__WRITTEN EXERCISE__
Repeat the material below exactly, line for line.

__INFORMATION GIVEN__
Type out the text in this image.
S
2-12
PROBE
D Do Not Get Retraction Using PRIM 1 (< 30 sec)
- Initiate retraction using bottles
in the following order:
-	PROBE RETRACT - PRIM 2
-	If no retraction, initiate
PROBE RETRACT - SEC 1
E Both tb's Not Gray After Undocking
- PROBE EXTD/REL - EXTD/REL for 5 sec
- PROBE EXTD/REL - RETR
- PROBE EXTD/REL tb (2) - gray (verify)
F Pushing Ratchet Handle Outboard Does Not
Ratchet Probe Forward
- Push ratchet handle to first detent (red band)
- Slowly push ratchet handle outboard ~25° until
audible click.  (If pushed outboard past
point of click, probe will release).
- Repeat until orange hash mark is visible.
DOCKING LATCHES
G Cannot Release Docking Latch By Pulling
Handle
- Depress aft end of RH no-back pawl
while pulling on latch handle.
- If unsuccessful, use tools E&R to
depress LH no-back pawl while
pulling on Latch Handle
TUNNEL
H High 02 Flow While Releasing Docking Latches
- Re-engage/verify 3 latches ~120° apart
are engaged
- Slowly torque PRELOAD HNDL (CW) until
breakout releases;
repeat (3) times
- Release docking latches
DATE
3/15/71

__OUTPUT OF THE EXERCISE__
Type out the text in this image.
S
2-12
PROBE
D Do Not Get Retraction Using PRIM 1 (< 30 sec)
- Initiate retraction using bottles
in the following order:
-	PROBE RETRACT - PRIM 2
-	If no retraction, initiate
PROBE RETRACT - SEC 1
E Both tb's Not Gray After Undocking
- PROBE EXTD/REL - EXTD/REL for 5 sec
- PROBE EXTD/REL - RETR
- PROBE EXTD/REL tb (2) - gray (verify)
F Pushing Ratchet Handle Outboard Does Not
Ratchet Probe Forward
- Push ratchet handle to first detent (red band)
- Slowly push ratchet handle outboard ~25° until
audible click.  (If pushed outboard past
point of click, probe will release).
- Repeat until orange hash mark is visible.
DOCKING LATCHES
G Cannot Release Docking Latch By Pulling
Handle
- Depress aft end of RH no-back pawl
while pulling on latch handle.
- If unsuccessful, use tools E&R to
depress LH no-back pawl while
pulling on Latch Handle
TUNNEL
H High 02 Flow While Releasing Docking Latches
- Re-engage/verify 3 latches ~120° apart
are engaged
- Slowly torque PRELOAD HNDL (CW) until
breakout releases;
repeat (3) times
- Release docking latches
DATE
3/15/71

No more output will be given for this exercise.